* EXERCISE BRIEF
Exclude images, then output the remaining data verbatim.
○ ○ ○ ○ ○ ○ ○
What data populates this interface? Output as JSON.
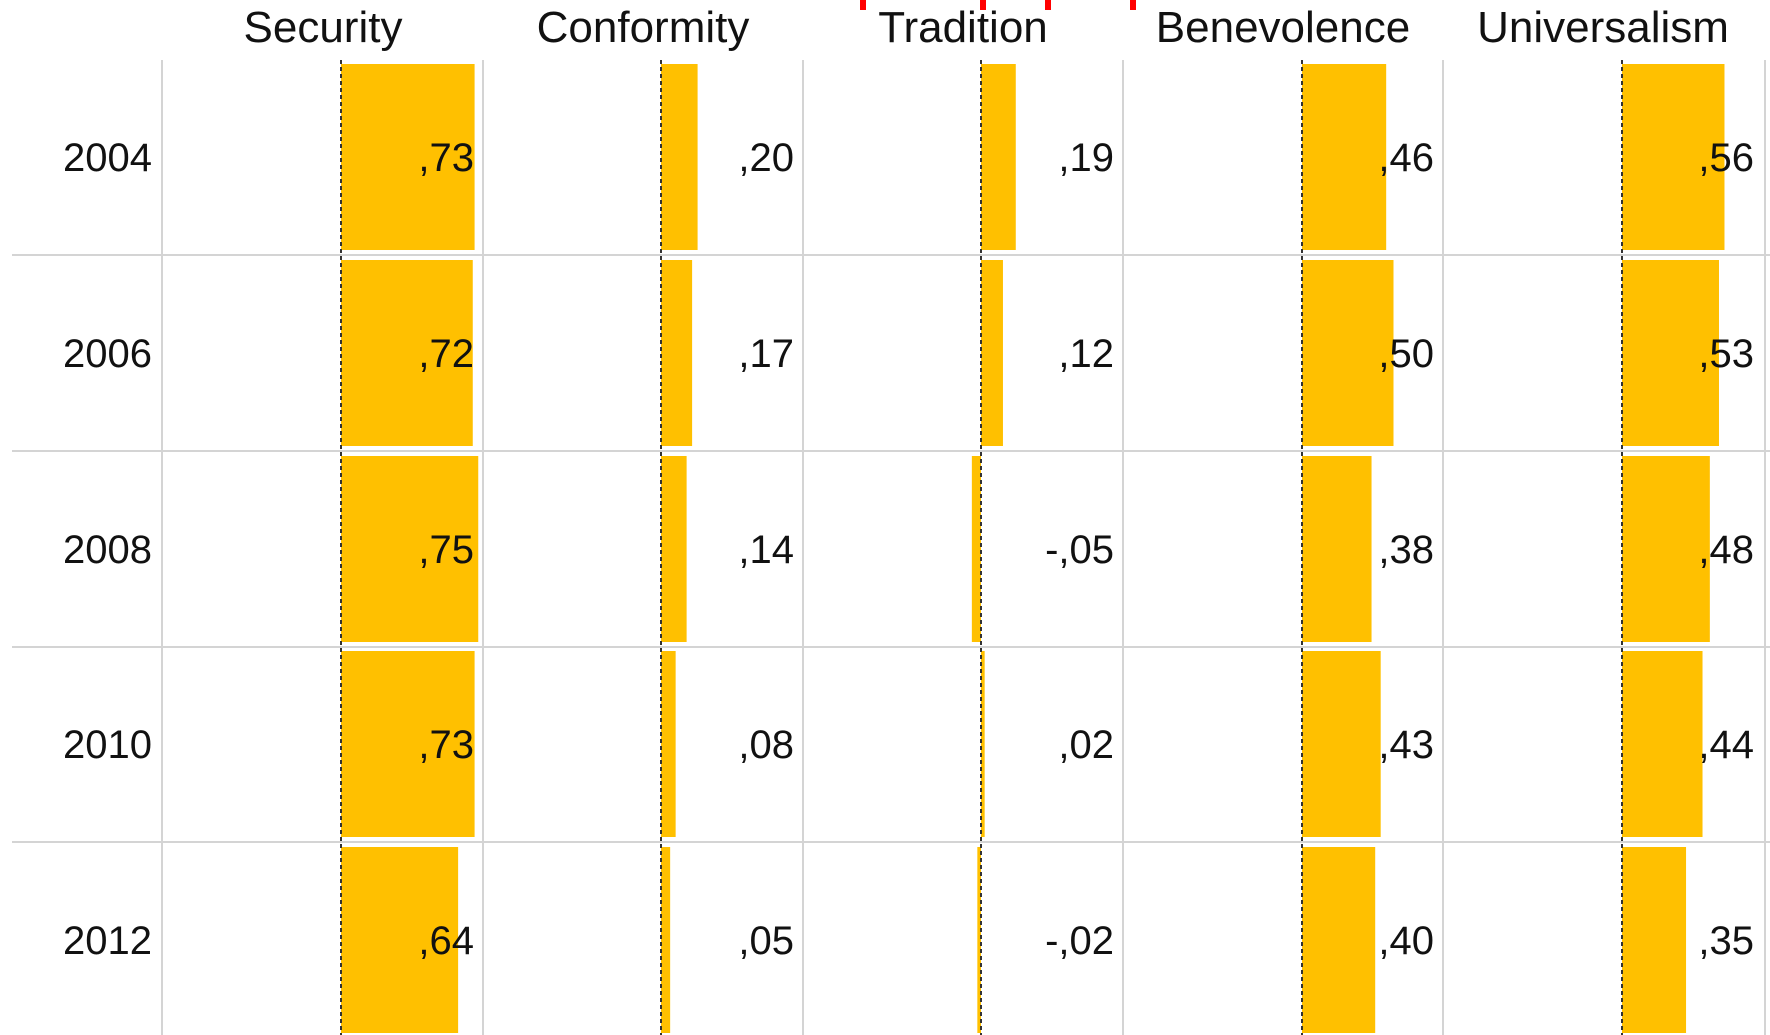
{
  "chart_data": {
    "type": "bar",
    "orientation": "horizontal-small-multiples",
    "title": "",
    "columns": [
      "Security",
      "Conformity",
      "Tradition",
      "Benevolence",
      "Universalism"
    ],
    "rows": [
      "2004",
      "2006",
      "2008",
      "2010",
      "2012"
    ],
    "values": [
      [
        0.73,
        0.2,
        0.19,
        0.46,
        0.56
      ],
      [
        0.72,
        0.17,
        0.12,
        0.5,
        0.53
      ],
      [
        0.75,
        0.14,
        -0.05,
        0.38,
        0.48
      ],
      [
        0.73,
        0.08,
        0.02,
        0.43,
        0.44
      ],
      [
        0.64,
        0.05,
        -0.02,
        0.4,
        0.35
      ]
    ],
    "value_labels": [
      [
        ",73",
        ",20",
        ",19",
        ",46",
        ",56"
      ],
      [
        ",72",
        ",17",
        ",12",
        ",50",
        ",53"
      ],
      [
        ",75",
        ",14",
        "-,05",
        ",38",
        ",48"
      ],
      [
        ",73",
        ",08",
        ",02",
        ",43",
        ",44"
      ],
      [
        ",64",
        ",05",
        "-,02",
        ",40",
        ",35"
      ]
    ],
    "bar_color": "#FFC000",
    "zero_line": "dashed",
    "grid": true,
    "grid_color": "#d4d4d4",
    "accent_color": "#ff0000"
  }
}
○ ○ ○ ○ ○ ○ ○
* REPLY
What data populates this interface? Output as JSON.
{
  "chart_data": {
    "type": "bar",
    "orientation": "horizontal-small-multiples",
    "title": "",
    "columns": [
      "Security",
      "Conformity",
      "Tradition",
      "Benevolence",
      "Universalism"
    ],
    "rows": [
      "2004",
      "2006",
      "2008",
      "2010",
      "2012"
    ],
    "values": [
      [
        0.73,
        0.2,
        0.19,
        0.46,
        0.56
      ],
      [
        0.72,
        0.17,
        0.12,
        0.5,
        0.53
      ],
      [
        0.75,
        0.14,
        -0.05,
        0.38,
        0.48
      ],
      [
        0.73,
        0.08,
        0.02,
        0.43,
        0.44
      ],
      [
        0.64,
        0.05,
        -0.02,
        0.4,
        0.35
      ]
    ],
    "value_labels": [
      [
        ",73",
        ",20",
        ",19",
        ",46",
        ",56"
      ],
      [
        ",72",
        ",17",
        ",12",
        ",50",
        ",53"
      ],
      [
        ",75",
        ",14",
        "-,05",
        ",38",
        ",48"
      ],
      [
        ",73",
        ",08",
        ",02",
        ",43",
        ",44"
      ],
      [
        ",64",
        ",05",
        "-,02",
        ",40",
        ",35"
      ]
    ],
    "bar_color": "#FFC000",
    "zero_line": "dashed",
    "grid": true,
    "grid_color": "#d4d4d4",
    "accent_color": "#ff0000"
  }
}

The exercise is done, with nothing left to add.